• _AIM_:
Give only the number of lines in the listing below where the string "RHESSI" occurs.

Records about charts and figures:
═══

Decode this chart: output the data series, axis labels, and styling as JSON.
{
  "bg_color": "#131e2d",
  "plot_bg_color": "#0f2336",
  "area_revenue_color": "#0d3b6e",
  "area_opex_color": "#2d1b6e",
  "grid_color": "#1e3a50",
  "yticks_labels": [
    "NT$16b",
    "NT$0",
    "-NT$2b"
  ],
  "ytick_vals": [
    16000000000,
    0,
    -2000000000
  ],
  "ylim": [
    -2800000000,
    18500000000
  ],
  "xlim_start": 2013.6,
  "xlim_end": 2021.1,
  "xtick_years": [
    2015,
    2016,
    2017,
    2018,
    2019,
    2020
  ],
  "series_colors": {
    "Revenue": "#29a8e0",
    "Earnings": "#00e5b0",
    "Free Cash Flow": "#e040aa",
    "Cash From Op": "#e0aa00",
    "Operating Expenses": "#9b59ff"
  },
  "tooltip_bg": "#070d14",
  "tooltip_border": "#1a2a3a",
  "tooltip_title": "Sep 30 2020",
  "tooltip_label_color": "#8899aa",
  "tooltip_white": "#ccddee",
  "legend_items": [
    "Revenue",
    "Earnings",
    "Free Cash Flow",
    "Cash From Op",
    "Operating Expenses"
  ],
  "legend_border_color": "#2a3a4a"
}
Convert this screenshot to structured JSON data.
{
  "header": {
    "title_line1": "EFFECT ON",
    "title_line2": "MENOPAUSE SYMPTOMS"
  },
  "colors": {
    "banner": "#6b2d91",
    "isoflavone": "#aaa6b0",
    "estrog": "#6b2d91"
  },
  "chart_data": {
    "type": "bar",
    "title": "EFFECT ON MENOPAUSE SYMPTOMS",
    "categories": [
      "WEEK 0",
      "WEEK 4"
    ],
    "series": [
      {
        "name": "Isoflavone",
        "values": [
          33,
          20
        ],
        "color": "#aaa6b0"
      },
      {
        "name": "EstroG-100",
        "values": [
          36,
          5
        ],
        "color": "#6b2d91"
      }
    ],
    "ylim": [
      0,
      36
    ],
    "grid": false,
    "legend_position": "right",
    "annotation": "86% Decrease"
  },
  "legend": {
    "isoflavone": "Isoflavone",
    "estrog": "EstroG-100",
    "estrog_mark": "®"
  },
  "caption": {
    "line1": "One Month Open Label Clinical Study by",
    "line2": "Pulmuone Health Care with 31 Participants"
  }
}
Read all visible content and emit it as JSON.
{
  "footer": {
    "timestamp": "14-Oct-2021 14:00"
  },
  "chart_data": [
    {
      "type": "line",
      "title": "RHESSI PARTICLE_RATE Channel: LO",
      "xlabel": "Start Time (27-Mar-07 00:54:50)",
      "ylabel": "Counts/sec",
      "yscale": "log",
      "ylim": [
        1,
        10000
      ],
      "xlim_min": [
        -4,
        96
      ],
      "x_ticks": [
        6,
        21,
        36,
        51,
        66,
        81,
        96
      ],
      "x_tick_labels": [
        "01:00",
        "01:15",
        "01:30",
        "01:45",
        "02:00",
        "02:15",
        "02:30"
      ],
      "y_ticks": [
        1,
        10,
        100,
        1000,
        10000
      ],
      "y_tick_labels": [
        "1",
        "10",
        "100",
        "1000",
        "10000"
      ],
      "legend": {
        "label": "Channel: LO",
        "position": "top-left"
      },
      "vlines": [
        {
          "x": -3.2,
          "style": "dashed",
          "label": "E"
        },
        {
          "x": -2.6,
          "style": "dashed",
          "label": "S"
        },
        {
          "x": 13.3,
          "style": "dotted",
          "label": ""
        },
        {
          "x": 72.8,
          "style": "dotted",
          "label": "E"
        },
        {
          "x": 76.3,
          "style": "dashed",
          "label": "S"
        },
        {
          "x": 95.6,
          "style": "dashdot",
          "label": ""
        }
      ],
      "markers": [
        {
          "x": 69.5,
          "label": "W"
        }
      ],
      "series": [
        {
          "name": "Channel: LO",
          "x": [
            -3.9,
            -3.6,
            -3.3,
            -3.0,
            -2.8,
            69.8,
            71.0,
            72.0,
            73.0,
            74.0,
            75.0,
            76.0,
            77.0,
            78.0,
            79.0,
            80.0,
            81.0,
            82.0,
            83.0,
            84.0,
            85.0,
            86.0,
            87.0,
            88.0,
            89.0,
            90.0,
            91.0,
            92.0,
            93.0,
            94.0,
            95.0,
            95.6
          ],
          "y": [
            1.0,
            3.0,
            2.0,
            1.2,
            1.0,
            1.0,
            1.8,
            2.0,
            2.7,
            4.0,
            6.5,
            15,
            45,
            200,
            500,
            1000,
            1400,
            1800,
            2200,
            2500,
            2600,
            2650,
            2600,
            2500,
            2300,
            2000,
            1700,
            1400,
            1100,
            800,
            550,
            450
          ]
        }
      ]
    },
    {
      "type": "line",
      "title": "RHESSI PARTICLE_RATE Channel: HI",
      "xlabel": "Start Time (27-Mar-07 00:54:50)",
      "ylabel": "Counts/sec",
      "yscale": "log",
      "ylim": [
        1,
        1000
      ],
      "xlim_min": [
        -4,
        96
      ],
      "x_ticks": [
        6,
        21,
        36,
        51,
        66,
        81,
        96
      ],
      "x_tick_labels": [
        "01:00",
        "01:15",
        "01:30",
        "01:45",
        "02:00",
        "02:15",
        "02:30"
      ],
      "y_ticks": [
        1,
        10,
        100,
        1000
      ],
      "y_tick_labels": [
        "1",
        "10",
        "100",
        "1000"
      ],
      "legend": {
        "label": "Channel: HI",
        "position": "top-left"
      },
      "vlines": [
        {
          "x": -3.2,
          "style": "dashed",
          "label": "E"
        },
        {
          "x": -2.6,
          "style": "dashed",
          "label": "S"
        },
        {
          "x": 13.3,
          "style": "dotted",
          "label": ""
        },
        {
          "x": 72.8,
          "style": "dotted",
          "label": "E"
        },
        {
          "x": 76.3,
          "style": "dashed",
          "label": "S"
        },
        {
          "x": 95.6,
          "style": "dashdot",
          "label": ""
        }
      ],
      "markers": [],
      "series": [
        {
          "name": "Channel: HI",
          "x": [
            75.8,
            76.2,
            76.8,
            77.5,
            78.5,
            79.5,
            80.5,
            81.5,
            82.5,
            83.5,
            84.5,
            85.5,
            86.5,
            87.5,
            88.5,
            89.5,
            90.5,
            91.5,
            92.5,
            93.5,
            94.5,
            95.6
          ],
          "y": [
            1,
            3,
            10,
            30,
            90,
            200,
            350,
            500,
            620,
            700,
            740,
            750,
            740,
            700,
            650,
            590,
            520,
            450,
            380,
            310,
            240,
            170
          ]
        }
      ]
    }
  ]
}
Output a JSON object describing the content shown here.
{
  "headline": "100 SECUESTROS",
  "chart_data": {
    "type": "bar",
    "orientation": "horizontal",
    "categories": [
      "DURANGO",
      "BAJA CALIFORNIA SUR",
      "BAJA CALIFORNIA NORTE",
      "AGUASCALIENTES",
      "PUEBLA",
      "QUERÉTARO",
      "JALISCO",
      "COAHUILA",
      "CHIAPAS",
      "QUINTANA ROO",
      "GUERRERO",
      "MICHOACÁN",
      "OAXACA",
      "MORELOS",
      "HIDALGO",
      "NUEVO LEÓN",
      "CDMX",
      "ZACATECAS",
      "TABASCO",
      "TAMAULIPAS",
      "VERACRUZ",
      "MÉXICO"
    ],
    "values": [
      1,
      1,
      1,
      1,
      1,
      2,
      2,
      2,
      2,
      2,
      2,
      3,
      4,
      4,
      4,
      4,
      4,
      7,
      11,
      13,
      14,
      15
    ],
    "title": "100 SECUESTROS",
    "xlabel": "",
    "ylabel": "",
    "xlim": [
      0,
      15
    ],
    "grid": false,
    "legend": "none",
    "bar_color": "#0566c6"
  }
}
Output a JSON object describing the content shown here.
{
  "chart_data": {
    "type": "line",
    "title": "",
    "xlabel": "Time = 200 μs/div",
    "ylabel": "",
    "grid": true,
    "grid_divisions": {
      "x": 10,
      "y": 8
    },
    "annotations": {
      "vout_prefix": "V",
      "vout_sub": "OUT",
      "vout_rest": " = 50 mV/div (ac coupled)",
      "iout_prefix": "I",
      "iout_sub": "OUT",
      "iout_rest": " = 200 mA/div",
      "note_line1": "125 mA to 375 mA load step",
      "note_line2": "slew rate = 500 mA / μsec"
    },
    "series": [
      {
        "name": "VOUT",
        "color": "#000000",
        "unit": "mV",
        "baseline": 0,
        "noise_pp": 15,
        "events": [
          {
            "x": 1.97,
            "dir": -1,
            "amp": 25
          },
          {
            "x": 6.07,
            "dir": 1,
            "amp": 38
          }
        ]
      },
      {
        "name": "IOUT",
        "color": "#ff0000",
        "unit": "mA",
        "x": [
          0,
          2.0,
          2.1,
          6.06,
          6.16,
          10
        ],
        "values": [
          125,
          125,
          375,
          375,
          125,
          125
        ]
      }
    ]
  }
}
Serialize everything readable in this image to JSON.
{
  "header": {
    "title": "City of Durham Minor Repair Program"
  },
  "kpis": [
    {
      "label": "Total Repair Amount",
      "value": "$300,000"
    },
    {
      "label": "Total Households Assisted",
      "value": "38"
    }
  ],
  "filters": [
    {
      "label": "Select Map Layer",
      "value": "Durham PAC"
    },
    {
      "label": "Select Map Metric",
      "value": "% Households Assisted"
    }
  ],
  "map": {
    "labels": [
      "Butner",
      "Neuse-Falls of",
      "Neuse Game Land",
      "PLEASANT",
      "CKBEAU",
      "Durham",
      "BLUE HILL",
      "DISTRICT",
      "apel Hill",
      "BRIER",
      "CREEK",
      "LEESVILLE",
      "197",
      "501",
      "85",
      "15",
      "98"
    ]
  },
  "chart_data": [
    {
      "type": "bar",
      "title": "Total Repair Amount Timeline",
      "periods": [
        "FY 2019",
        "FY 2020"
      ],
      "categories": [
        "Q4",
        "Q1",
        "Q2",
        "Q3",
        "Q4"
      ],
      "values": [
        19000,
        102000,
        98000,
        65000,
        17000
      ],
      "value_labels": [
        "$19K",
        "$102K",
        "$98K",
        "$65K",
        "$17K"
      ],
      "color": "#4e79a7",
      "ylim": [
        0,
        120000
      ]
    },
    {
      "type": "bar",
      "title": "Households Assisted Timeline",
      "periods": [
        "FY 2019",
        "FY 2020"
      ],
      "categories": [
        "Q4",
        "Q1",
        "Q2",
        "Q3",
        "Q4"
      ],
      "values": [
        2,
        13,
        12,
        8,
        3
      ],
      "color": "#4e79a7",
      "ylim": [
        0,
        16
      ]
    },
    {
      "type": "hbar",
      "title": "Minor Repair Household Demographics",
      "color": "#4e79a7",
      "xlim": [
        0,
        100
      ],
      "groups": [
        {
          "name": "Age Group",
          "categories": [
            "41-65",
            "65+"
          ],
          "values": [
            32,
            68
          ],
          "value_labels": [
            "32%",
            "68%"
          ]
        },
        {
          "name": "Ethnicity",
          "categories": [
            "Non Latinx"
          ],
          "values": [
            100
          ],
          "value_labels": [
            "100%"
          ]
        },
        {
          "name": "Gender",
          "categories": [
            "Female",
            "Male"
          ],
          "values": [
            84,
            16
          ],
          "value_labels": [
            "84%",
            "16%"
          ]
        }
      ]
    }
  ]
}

═══

• _ANSWER IN FULL_:
2